» **Exercice court 1**: Pouvez-vous recopier mot pour mot les lignes des entrées, à partir du début des entrées et jusqu'à la ligne contenant « x-tick-label: −0.5 [634,460,660,475] », les deux comprises ?

La seule influence qui s’employa pour retenir la princesse dans le chemin du devoir fut celle de sa mère, « la Pédagogue. » Sans se douter que sa fille songeait à abandonner son foyer pour suivre le comte Philippe à l’étranger, la duchesse s’effrayait de son intimité avec le brillant Suédois.

L’année 1693 s’écoula au milieu d’alternatives de joie délirante et de terreurs folles : Sophie-Dorothée est plus éprise que jamais : « Je ne peux même entendre nommer votre nom sans un transport dont je ne suis pas maîtresse, » écrit-elle au mois de juin et, de plus en plus le séjour de Hanovre lui devient à charge, sauf quand le comte y rentre entre deux campagnes.

» **Exercice court 2**:
Répondez à ces questions sur le passage fourni :
(a) Quel surnom le passage donne-t-il à la mère de la princesse ?
(b) Quelle année s'écoula au milieu d'alternatives de joie délirante et de terreurs folles ?
(c) À quel mois Sophie-Dorothée écrit-elle la phrase citée ?

» **Entrées fournies**:
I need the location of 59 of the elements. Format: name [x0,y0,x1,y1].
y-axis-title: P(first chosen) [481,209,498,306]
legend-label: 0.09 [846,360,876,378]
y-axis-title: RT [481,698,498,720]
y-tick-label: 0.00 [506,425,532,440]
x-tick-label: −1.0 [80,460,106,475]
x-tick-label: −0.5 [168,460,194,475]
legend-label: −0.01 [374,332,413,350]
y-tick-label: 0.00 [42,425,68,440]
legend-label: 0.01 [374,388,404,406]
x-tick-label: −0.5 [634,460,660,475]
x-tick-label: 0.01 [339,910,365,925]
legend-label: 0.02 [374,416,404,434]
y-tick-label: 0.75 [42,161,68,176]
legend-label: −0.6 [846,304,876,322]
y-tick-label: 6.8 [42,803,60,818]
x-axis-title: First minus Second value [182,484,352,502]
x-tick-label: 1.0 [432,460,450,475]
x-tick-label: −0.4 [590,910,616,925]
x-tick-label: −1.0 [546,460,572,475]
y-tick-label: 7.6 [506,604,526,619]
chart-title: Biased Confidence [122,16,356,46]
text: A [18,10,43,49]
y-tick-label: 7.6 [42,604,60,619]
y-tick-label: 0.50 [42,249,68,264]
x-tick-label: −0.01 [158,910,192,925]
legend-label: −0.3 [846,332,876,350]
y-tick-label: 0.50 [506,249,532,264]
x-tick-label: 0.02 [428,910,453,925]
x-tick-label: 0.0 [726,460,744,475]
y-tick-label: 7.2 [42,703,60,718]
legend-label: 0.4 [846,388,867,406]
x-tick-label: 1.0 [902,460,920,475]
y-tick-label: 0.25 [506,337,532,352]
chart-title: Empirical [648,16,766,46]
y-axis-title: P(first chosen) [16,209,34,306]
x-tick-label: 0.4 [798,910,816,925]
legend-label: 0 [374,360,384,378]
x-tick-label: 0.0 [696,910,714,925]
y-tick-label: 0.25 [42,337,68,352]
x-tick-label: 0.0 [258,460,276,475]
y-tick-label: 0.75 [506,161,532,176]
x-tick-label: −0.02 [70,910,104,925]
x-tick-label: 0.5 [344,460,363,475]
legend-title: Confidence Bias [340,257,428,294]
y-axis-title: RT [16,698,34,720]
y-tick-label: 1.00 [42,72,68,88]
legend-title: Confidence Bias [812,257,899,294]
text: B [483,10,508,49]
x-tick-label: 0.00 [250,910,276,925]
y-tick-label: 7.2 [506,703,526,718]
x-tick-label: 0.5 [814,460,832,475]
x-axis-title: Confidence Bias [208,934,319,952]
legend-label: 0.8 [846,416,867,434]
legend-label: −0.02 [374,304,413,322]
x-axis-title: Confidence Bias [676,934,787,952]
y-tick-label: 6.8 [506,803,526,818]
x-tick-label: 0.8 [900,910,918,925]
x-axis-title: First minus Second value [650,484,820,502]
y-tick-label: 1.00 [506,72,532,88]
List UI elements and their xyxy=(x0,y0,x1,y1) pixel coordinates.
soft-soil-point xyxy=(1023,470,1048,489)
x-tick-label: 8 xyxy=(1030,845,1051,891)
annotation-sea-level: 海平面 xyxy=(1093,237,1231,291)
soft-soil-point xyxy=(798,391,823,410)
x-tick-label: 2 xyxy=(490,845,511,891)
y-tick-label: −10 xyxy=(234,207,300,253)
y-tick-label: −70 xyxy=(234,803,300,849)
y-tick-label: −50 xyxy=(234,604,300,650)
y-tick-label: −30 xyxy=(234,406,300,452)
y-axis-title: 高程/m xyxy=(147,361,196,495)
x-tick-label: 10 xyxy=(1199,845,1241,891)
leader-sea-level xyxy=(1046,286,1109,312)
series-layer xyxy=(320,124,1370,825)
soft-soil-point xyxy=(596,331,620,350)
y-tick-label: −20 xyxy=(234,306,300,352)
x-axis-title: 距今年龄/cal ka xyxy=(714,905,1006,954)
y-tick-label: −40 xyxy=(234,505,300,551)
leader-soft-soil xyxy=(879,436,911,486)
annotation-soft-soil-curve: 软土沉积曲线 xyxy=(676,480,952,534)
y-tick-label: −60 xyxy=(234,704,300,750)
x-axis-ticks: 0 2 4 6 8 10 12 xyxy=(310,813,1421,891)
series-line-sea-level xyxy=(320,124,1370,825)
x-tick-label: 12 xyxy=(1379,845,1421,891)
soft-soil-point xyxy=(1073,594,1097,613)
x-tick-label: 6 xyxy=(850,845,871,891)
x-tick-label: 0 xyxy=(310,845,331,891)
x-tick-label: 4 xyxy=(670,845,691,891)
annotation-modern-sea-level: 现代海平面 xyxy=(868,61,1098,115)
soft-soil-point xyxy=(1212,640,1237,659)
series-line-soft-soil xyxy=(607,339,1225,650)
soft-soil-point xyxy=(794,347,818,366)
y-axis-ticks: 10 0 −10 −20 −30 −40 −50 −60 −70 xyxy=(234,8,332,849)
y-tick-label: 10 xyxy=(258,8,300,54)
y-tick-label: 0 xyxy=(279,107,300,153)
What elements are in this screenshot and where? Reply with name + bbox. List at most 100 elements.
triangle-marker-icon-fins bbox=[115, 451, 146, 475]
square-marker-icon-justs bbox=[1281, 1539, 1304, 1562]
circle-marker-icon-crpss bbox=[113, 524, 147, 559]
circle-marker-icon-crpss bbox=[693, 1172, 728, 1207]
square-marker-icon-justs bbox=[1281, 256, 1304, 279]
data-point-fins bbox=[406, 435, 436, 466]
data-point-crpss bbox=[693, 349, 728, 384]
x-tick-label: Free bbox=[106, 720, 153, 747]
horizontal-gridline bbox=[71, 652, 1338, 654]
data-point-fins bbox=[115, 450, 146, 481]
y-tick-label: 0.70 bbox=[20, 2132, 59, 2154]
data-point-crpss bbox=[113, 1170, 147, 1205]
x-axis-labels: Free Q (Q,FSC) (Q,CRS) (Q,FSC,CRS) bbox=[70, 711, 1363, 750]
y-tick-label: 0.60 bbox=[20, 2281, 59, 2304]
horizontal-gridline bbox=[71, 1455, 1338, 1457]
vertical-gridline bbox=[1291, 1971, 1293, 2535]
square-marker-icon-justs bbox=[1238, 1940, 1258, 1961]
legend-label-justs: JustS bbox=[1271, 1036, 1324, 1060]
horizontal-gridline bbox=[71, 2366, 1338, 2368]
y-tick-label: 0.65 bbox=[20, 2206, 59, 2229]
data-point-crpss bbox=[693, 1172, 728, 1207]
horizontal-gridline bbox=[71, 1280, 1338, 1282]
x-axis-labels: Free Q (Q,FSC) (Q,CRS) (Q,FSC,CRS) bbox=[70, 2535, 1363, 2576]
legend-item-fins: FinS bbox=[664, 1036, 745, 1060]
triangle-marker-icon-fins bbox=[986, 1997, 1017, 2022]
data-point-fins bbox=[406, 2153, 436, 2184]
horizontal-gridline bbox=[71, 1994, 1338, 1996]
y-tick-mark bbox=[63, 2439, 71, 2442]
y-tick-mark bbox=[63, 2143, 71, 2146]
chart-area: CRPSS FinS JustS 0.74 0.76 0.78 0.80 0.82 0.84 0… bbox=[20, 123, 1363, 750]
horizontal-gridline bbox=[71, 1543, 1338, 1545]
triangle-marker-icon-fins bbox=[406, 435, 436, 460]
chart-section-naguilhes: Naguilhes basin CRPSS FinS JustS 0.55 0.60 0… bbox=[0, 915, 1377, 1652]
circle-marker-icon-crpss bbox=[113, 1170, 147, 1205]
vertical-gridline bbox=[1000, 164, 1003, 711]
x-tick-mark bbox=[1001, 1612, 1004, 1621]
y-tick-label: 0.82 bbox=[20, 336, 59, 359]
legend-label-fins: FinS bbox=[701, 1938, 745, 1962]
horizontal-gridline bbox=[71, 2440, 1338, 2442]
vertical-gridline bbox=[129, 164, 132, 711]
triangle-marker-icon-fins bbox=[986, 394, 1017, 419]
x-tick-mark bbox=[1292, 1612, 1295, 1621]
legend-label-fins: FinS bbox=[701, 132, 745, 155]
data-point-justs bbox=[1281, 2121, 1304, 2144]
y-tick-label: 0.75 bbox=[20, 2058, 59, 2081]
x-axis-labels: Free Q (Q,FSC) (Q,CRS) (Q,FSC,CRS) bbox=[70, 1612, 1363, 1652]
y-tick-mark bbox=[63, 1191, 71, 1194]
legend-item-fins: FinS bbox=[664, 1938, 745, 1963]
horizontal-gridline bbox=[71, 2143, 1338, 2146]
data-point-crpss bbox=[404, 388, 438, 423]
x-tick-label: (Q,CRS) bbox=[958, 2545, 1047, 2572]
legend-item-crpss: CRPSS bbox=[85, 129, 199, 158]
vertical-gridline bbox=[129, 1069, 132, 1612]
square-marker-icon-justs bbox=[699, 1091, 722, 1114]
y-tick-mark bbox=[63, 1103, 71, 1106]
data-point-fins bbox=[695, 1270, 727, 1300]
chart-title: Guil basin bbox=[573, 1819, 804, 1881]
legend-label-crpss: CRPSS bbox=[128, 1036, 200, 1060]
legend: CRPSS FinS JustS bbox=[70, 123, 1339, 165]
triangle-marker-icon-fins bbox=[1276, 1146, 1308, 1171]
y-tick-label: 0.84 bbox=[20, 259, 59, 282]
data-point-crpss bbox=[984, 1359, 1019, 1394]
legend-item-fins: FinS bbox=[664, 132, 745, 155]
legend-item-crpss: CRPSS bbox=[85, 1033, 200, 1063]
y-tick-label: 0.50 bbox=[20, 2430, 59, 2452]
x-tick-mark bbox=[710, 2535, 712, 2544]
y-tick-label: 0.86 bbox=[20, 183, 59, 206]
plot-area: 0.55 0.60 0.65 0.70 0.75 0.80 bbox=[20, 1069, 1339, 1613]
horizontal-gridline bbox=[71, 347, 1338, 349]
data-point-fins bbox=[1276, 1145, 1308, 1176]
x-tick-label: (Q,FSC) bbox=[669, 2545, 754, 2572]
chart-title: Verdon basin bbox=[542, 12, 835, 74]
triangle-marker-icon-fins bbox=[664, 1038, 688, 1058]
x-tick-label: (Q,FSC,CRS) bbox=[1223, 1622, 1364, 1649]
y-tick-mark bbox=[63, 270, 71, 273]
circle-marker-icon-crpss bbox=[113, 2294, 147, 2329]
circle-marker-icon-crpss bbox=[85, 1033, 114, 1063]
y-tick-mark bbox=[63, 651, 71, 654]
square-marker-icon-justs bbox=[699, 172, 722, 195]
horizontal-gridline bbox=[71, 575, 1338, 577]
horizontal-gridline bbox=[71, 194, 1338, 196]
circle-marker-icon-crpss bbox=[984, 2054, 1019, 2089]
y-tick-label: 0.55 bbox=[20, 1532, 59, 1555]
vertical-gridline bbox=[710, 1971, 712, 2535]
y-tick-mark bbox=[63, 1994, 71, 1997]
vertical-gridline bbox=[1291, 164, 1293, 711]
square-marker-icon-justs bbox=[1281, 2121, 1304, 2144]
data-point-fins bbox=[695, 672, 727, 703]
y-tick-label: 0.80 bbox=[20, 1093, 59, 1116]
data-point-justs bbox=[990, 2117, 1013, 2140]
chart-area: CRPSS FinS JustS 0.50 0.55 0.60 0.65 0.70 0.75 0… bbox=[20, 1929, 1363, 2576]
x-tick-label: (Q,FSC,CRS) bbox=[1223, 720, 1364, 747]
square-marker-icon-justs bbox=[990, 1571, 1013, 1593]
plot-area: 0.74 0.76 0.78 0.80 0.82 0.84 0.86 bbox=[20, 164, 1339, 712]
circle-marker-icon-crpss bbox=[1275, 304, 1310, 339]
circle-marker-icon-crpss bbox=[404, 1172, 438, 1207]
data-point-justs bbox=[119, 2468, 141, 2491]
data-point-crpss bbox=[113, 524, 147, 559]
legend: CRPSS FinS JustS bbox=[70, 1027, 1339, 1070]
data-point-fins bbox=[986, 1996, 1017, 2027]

» **Réponse complète 1**:
I need the location of 59 of the elements. Format: name [x0,y0,x1,y1].
y-axis-title: P(first chosen) [481,209,498,306]
legend-label: 0.09 [846,360,876,378]
y-axis-title: RT [481,698,498,720]
y-tick-label: 0.00 [506,425,532,440]
x-tick-label: −1.0 [80,460,106,475]
x-tick-label: −0.5 [168,460,194,475]
legend-label: −0.01 [374,332,413,350]
y-tick-label: 0.00 [42,425,68,440]
legend-label: 0.01 [374,388,404,406]
x-tick-label: −0.5 [634,460,660,475]

» **Réponse complète 2**:
(a) « la Pédagogue »
(b) 1693
(c) Au mois de juin